(Some records)
------------------------------------------------------------
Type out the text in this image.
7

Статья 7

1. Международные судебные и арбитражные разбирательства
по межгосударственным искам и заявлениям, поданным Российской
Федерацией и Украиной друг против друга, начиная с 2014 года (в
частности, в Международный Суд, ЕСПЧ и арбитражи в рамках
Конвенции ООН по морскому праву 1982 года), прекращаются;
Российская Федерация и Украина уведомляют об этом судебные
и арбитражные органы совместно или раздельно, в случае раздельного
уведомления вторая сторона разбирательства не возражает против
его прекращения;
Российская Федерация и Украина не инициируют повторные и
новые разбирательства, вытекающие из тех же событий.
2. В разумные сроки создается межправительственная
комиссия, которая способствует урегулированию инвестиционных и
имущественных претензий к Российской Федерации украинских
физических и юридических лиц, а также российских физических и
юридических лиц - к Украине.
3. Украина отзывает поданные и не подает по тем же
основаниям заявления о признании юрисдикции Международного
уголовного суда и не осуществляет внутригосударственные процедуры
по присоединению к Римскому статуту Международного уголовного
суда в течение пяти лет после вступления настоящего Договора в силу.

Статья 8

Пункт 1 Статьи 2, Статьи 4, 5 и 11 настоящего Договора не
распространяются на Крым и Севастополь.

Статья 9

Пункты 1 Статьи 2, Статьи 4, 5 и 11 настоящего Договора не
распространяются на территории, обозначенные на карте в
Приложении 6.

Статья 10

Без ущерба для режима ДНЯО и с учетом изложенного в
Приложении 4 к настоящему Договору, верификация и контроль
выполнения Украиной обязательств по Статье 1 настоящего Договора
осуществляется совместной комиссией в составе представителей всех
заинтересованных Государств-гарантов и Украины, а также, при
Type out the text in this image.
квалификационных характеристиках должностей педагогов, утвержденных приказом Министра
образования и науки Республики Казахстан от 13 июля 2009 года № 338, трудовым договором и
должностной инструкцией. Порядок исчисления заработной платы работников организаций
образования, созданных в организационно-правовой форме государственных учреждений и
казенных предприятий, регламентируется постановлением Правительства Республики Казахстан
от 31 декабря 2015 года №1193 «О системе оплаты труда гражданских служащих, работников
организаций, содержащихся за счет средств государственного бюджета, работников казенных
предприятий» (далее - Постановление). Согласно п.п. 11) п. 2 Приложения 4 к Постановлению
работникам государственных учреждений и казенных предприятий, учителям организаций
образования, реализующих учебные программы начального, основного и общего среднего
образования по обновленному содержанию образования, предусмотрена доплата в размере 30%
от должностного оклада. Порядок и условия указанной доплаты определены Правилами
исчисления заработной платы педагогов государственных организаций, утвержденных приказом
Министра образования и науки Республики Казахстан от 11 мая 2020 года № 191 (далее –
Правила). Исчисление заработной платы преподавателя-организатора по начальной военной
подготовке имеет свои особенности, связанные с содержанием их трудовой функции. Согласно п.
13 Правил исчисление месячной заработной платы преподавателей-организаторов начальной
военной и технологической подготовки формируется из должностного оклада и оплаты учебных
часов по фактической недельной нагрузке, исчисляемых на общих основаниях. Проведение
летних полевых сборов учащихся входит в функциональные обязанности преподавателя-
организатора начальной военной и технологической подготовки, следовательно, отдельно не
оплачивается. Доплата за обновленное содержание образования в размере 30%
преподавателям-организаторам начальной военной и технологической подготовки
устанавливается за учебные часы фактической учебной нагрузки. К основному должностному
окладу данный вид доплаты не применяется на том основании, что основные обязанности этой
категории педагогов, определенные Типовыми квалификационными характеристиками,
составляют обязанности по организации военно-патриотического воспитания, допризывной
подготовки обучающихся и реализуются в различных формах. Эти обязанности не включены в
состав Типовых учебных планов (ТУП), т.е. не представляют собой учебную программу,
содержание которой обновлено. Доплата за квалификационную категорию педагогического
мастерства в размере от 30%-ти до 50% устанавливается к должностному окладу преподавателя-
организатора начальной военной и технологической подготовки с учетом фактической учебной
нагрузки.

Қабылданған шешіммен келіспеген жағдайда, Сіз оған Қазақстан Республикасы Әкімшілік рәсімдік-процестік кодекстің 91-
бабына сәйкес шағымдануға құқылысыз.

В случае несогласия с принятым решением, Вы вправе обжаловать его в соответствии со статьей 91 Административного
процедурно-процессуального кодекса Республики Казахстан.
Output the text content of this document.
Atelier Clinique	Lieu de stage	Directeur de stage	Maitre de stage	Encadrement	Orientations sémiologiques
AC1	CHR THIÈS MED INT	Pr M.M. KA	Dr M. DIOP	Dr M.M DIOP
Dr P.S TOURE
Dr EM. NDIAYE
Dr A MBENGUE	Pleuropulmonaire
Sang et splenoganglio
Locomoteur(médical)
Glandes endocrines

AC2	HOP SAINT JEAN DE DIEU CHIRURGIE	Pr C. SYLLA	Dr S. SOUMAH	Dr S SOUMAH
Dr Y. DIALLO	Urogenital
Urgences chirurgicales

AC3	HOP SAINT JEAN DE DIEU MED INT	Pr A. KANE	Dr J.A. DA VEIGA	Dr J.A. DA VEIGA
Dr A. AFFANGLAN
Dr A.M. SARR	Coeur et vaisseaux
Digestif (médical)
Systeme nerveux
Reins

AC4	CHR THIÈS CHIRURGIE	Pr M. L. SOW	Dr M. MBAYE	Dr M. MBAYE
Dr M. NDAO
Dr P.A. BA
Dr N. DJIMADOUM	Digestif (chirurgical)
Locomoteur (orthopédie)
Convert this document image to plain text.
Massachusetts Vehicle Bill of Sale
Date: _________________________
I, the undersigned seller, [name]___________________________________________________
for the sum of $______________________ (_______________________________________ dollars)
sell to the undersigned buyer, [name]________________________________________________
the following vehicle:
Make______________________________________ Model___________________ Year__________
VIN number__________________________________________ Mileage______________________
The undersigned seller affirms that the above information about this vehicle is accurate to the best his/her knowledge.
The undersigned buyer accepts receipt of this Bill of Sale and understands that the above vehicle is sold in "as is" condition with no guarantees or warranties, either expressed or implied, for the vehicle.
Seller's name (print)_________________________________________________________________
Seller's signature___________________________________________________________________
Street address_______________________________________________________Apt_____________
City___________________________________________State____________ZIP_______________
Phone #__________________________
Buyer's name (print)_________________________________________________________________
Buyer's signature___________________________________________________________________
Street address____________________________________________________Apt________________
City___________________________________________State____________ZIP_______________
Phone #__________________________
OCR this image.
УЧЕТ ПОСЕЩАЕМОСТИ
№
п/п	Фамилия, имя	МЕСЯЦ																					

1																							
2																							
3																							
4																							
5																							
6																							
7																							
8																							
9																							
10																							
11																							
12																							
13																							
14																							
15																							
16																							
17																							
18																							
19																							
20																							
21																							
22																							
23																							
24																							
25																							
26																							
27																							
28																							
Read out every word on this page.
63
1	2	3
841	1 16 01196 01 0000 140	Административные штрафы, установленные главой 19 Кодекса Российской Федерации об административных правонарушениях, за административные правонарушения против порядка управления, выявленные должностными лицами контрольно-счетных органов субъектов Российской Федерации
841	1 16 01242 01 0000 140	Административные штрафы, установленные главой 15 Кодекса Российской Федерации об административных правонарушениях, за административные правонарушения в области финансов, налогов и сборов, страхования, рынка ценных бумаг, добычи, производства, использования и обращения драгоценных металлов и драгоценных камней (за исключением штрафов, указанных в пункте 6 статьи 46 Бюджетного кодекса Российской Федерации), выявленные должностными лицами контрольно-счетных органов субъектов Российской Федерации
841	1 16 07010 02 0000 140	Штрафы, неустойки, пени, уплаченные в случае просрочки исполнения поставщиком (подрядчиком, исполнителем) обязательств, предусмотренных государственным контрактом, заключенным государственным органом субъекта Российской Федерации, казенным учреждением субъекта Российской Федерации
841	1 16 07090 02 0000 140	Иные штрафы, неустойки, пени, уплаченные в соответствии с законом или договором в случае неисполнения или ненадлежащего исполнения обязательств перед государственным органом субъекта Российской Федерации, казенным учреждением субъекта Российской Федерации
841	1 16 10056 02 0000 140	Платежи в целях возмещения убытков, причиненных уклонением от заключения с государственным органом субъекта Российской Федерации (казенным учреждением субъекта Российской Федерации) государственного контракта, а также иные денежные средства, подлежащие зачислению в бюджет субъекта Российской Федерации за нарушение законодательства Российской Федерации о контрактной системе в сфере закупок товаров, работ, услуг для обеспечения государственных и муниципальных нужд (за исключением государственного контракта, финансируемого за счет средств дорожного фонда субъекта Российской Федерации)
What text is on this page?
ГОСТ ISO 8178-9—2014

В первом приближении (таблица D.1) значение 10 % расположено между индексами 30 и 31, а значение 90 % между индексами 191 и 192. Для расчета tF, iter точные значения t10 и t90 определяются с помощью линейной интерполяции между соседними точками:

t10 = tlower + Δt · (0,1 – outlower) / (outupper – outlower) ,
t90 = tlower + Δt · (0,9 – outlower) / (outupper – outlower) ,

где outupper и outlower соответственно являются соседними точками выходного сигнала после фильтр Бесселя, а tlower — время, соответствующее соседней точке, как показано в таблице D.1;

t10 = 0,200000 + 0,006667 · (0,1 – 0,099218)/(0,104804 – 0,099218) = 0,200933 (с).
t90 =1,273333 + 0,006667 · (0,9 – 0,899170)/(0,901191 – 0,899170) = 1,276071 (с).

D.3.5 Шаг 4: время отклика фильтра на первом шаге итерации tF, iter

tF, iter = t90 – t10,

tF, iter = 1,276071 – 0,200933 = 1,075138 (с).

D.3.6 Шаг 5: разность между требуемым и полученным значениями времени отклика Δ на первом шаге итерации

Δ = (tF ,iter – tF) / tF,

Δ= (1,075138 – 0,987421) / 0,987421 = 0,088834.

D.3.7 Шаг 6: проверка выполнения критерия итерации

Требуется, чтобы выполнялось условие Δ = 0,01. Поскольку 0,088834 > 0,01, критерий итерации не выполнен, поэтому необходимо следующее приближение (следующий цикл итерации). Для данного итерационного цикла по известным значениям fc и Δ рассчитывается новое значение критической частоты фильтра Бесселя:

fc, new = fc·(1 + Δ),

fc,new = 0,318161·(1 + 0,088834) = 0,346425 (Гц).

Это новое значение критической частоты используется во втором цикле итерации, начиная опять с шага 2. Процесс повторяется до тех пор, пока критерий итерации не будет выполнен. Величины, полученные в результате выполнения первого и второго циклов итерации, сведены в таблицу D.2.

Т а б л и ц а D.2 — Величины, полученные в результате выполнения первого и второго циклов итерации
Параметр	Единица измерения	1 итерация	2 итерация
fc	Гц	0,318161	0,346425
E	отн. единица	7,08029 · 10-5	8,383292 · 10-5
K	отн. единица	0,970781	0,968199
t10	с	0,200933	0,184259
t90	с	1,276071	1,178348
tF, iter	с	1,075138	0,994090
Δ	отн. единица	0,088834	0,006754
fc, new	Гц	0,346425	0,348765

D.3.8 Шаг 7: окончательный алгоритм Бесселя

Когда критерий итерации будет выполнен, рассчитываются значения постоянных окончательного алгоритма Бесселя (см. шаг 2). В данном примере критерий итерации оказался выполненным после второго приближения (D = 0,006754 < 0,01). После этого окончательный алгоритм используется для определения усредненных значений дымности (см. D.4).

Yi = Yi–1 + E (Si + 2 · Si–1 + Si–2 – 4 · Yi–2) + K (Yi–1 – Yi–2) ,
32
------------------------------------------------------------
Objective: List the lines of the material in which the word "время" occurs.

Answer to the problem:
где outupper и outlower соответственно являются соседними точками выходного сигнала после фильтр Бесселя, а tlower — время, соответствующее соседней точке, как показано в таблице D.1;
D.3.5 Шаг 4: время отклика фильтра на первом шаге итерации tF, iter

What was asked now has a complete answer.